▸ WORKING DATA
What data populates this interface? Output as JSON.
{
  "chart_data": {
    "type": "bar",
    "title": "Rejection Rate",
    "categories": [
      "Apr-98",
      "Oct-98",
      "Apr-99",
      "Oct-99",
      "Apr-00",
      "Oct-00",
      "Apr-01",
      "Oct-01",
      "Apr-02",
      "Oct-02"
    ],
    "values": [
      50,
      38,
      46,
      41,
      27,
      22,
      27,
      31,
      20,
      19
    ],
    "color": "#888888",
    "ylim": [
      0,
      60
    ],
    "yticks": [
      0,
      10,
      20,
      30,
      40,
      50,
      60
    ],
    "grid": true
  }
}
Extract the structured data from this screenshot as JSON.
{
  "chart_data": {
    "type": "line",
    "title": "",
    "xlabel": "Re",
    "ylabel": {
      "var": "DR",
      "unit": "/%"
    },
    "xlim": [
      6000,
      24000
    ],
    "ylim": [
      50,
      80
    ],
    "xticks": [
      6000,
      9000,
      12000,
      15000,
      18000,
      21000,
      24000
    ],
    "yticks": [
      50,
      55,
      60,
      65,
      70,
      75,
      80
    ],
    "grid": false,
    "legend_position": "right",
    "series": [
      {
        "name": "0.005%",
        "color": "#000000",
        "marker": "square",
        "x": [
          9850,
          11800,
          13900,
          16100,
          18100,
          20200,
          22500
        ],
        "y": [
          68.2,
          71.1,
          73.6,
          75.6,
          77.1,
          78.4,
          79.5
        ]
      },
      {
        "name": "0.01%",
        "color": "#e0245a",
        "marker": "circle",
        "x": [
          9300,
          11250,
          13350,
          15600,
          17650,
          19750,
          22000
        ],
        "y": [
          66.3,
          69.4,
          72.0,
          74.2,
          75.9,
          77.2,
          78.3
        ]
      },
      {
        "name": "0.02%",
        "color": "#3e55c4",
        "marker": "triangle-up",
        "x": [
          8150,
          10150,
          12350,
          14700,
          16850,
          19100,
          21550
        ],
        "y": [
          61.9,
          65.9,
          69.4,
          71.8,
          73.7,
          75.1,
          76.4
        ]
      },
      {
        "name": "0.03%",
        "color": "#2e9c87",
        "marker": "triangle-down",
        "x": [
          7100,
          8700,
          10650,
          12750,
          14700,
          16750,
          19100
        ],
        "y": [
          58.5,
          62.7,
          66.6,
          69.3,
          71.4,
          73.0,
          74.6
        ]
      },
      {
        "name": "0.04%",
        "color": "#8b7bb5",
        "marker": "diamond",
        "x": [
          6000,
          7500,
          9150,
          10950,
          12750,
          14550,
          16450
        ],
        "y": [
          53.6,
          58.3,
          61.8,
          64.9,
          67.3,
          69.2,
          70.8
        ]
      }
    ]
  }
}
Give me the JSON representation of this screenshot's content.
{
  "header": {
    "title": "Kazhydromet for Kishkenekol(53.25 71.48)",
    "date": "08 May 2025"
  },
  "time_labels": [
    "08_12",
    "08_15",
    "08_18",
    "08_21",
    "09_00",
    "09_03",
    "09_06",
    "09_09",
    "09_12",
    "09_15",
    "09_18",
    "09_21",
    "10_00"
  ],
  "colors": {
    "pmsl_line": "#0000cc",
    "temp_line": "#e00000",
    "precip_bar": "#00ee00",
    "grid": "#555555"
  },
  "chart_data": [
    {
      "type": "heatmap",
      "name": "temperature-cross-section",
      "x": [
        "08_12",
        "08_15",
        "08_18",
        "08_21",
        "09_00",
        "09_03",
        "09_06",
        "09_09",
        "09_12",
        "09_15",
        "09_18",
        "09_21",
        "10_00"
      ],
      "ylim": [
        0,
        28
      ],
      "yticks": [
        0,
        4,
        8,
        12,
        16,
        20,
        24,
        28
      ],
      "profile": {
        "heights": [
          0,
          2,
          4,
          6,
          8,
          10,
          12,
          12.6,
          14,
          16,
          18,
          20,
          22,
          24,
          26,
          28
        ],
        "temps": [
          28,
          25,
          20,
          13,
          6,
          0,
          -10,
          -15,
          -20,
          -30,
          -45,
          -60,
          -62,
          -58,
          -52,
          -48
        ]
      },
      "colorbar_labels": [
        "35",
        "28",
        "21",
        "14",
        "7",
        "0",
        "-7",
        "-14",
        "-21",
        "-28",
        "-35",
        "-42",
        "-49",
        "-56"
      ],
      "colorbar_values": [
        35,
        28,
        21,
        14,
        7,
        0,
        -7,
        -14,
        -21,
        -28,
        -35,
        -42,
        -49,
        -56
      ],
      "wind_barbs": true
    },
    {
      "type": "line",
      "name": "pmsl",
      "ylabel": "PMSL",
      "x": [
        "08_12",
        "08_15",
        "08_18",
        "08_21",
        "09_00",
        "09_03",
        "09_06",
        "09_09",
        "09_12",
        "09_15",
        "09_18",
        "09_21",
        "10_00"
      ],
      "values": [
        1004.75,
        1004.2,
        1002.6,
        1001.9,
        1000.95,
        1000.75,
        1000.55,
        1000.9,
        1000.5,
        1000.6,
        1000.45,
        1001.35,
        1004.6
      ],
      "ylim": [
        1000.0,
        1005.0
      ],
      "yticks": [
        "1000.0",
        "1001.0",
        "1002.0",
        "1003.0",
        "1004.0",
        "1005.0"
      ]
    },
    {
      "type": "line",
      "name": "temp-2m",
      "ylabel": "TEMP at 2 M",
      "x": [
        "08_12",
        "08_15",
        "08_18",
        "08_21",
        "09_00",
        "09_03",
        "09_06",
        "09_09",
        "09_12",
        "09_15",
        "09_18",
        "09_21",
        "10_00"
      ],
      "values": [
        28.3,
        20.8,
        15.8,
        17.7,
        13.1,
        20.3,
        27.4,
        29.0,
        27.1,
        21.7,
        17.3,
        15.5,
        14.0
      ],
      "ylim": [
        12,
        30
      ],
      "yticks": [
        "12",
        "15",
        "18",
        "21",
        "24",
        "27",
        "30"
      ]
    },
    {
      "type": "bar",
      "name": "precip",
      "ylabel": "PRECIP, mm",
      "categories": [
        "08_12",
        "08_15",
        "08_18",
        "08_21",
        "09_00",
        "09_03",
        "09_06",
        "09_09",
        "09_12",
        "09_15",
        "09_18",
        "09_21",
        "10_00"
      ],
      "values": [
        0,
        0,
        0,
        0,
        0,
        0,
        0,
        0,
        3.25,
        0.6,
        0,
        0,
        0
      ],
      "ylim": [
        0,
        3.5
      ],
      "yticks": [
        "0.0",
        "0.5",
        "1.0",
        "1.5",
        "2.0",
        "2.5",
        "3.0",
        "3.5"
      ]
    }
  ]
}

▸ SHORT TASK
Transcribe the material above in its entirety. Match it exactly.

▸ EXERCISE ANSWER
What data populates this interface? Output as JSON.
{
  "chart_data": {
    "type": "bar",
    "title": "Rejection Rate",
    "categories": [
      "Apr-98",
      "Oct-98",
      "Apr-99",
      "Oct-99",
      "Apr-00",
      "Oct-00",
      "Apr-01",
      "Oct-01",
      "Apr-02",
      "Oct-02"
    ],
    "values": [
      50,
      38,
      46,
      41,
      27,
      22,
      27,
      31,
      20,
      19
    ],
    "color": "#888888",
    "ylim": [
      0,
      60
    ],
    "yticks": [
      0,
      10,
      20,
      30,
      40,
      50,
      60
    ],
    "grid": true
  }
}
Extract the structured data from this screenshot as JSON.
{
  "chart_data": {
    "type": "line",
    "title": "",
    "xlabel": "Re",
    "ylabel": {
      "var": "DR",
      "unit": "/%"
    },
    "xlim": [
      6000,
      24000
    ],
    "ylim": [
      50,
      80
    ],
    "xticks": [
      6000,
      9000,
      12000,
      15000,
      18000,
      21000,
      24000
    ],
    "yticks": [
      50,
      55,
      60,
      65,
      70,
      75,
      80
    ],
    "grid": false,
    "legend_position": "right",
    "series": [
      {
        "name": "0.005%",
        "color": "#000000",
        "marker": "square",
        "x": [
          9850,
          11800,
          13900,
          16100,
          18100,
          20200,
          22500
        ],
        "y": [
          68.2,
          71.1,
          73.6,
          75.6,
          77.1,
          78.4,
          79.5
        ]
      },
      {
        "name": "0.01%",
        "color": "#e0245a",
        "marker": "circle",
        "x": [
          9300,
          11250,
          13350,
          15600,
          17650,
          19750,
          22000
        ],
        "y": [
          66.3,
          69.4,
          72.0,
          74.2,
          75.9,
          77.2,
          78.3
        ]
      },
      {
        "name": "0.02%",
        "color": "#3e55c4",
        "marker": "triangle-up",
        "x": [
          8150,
          10150,
          12350,
          14700,
          16850,
          19100,
          21550
        ],
        "y": [
          61.9,
          65.9,
          69.4,
          71.8,
          73.7,
          75.1,
          76.4
        ]
      },
      {
        "name": "0.03%",
        "color": "#2e9c87",
        "marker": "triangle-down",
        "x": [
          7100,
          8700,
          10650,
          12750,
          14700,
          16750,
          19100
        ],
        "y": [
          58.5,
          62.7,
          66.6,
          69.3,
          71.4,
          73.0,
          74.6
        ]
      },
      {
        "name": "0.04%",
        "color": "#8b7bb5",
        "marker": "diamond",
        "x": [
          6000,
          7500,
          9150,
          10950,
          12750,
          14550,
          16450
        ],
        "y": [
          53.6,
          58.3,
          61.8,
          64.9,
          67.3,
          69.2,
          70.8
        ]
      }
    ]
  }
}
Give me the JSON representation of this screenshot's content.
{
  "header": {
    "title": "Kazhydromet for Kishkenekol(53.25 71.48)",
    "date": "08 May 2025"
  },
  "time_labels": [
    "08_12",
    "08_15",
    "08_18",
    "08_21",
    "09_00",
    "09_03",
    "09_06",
    "09_09",
    "09_12",
    "09_15",
    "09_18",
    "09_21",
    "10_00"
  ],
  "colors": {
    "pmsl_line": "#0000cc",
    "temp_line": "#e00000",
    "precip_bar": "#00ee00",
    "grid": "#555555"
  },
  "chart_data": [
    {
      "type": "heatmap",
      "name": "temperature-cross-section",
      "x": [
        "08_12",
        "08_15",
        "08_18",
        "08_21",
        "09_00",
        "09_03",
        "09_06",
        "09_09",
        "09_12",
        "09_15",
        "09_18",
        "09_21",
        "10_00"
      ],
      "ylim": [
        0,
        28
      ],
      "yticks": [
        0,
        4,
        8,
        12,
        16,
        20,
        24,
        28
      ],
      "profile": {
        "heights": [
          0,
          2,
          4,
          6,
          8,
          10,
          12,
          12.6,
          14,
          16,
          18,
          20,
          22,
          24,
          26,
          28
        ],
        "temps": [
          28,
          25,
          20,
          13,
          6,
          0,
          -10,
          -15,
          -20,
          -30,
          -45,
          -60,
          -62,
          -58,
          -52,
          -48
        ]
      },
      "colorbar_labels": [
        "35",
        "28",
        "21",
        "14",
        "7",
        "0",
        "-7",
        "-14",
        "-21",
        "-28",
        "-35",
        "-42",
        "-49",
        "-56"
      ],
      "colorbar_values": [
        35,
        28,
        21,
        14,
        7,
        0,
        -7,
        -14,
        -21,
        -28,
        -35,
        -42,
        -49,
        -56
      ],
      "wind_barbs": true
    },
    {
      "type": "line",
      "name": "pmsl",
      "ylabel": "PMSL",
      "x": [
        "08_12",
        "08_15",
        "08_18",
        "08_21",
        "09_00",
        "09_03",
        "09_06",
        "09_09",
        "09_12",
        "09_15",
        "09_18",
        "09_21",
        "10_00"
      ],
      "values": [
        1004.75,
        1004.2,
        1002.6,
        1001.9,
        1000.95,
        1000.75,
        1000.55,
        1000.9,
        1000.5,
        1000.6,
        1000.45,
        1001.35,
        1004.6
      ],
      "ylim": [
        1000.0,
        1005.0
      ],
      "yticks": [
        "1000.0",
        "1001.0",
        "1002.0",
        "1003.0",
        "1004.0",
        "1005.0"
      ]
    },
    {
      "type": "line",
      "name": "temp-2m",
      "ylabel": "TEMP at 2 M",
      "x": [
        "08_12",
        "08_15",
        "08_18",
        "08_21",
        "09_00",
        "09_03",
        "09_06",
        "09_09",
        "09_12",
        "09_15",
        "09_18",
        "09_21",
        "10_00"
      ],
      "values": [
        28.3,
        20.8,
        15.8,
        17.7,
        13.1,
        20.3,
        27.4,
        29.0,
        27.1,
        21.7,
        17.3,
        15.5,
        14.0
      ],
      "ylim": [
        12,
        30
      ],
      "yticks": [
        "12",
        "15",
        "18",
        "21",
        "24",
        "27",
        "30"
      ]
    },
    {
      "type": "bar",
      "name": "precip",
      "ylabel": "PRECIP, mm",
      "categories": [
        "08_12",
        "08_15",
        "08_18",
        "08_21",
        "09_00",
        "09_03",
        "09_06",
        "09_09",
        "09_12",
        "09_15",
        "09_18",
        "09_21",
        "10_00"
      ],
      "values": [
        0,
        0,
        0,
        0,
        0,
        0,
        0,
        0,
        3.25,
        0.6,
        0,
        0,
        0
      ],
      "ylim": [
        0,
        3.5
      ],
      "yticks": [
        "0.0",
        "0.5",
        "1.0",
        "1.5",
        "2.0",
        "2.5",
        "3.0",
        "3.5"
      ]
    }
  ]
}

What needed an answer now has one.